YOUR GOAL: Find every line in the records below that holds the word "vero", and copy it out.

---------- RECORDS PROVIDED ----------

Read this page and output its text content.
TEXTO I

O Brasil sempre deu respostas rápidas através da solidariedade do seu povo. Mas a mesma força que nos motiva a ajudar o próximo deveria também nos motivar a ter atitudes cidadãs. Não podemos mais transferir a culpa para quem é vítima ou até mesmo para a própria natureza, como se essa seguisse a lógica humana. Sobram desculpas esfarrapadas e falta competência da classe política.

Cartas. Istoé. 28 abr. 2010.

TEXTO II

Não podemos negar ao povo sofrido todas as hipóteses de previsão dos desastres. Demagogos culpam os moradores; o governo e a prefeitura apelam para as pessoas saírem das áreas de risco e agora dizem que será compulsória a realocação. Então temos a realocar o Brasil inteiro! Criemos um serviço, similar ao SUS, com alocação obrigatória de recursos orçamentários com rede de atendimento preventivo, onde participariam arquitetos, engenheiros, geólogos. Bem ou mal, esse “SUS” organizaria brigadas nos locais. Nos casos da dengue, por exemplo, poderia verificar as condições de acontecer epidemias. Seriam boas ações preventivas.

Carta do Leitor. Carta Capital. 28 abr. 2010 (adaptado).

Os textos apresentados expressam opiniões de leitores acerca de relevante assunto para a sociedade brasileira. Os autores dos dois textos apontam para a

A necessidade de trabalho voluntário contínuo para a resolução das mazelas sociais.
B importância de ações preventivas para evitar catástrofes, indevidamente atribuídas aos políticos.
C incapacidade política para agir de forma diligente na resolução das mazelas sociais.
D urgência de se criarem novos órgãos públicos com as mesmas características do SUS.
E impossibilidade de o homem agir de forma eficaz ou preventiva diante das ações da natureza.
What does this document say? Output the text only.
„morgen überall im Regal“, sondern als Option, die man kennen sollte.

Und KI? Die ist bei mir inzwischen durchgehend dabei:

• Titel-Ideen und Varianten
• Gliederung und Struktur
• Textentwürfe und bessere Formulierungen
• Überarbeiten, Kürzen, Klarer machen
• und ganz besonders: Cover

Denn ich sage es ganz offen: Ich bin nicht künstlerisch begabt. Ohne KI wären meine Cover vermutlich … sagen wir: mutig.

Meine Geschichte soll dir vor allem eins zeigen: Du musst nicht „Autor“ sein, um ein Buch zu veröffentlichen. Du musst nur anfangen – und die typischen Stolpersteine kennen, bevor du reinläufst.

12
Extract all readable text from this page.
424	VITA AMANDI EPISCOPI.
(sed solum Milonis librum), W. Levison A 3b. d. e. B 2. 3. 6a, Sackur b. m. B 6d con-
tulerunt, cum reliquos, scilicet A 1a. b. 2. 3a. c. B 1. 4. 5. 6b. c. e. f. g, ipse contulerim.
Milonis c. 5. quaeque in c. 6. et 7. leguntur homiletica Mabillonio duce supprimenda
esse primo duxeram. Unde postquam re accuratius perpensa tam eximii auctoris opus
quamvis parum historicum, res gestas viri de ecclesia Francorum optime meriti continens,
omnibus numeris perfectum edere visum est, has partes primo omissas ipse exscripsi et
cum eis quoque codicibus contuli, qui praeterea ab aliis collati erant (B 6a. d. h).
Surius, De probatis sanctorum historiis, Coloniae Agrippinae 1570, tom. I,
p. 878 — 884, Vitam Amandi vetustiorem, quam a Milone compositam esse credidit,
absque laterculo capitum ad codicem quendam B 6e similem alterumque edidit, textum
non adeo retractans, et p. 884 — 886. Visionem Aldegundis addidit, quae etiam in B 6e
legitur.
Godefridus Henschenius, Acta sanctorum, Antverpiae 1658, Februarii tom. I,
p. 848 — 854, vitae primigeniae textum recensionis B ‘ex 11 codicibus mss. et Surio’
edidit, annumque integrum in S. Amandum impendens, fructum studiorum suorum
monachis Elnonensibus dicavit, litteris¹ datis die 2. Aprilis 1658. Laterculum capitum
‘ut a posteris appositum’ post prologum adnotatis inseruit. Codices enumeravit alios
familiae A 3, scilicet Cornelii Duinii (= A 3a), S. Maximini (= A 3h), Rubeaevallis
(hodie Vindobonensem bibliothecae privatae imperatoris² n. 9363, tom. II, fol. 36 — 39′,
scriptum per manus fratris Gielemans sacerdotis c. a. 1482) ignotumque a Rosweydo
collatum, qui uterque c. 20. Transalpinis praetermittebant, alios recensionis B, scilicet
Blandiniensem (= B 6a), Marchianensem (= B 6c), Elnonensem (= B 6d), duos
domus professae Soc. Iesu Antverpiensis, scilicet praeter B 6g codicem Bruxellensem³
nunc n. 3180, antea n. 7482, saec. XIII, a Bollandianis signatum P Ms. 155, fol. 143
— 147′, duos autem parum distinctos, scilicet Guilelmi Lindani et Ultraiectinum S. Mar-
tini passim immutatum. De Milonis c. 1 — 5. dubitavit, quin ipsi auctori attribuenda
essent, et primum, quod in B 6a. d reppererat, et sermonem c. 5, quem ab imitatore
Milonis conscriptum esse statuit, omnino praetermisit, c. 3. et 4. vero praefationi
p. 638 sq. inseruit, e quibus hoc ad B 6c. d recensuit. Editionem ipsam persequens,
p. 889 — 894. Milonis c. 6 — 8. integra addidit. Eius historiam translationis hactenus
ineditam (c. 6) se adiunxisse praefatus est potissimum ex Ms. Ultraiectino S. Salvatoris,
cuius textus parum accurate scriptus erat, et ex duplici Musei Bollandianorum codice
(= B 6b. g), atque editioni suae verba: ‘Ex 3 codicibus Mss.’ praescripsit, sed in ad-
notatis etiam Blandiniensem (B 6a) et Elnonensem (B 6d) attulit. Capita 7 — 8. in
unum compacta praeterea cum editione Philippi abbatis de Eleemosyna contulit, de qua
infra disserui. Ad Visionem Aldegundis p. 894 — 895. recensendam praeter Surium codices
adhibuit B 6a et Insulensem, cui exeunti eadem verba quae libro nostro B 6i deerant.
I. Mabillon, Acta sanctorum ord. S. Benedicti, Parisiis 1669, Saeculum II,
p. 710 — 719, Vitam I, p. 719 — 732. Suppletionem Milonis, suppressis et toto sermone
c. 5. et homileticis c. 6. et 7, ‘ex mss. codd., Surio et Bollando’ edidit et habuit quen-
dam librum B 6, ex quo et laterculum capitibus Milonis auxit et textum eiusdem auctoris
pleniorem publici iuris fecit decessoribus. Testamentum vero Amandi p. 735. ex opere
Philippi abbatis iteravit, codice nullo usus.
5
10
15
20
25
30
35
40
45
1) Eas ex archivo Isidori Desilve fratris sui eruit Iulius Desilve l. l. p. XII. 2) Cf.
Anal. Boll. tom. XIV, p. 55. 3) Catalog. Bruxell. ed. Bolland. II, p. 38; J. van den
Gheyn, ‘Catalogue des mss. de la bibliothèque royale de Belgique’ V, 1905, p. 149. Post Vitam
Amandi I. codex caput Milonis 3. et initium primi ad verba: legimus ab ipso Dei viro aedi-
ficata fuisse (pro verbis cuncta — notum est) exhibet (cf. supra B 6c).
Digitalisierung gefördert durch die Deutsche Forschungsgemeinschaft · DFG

----------

RESULT OF THE TASK:
Milonis conscriptum esse statuit, omnino praetermisit, c. 3. et 4. vero praefationi
pleniorem publici iuris fecit decessoribus. Testamentum vero Amandi p. 735. ex opere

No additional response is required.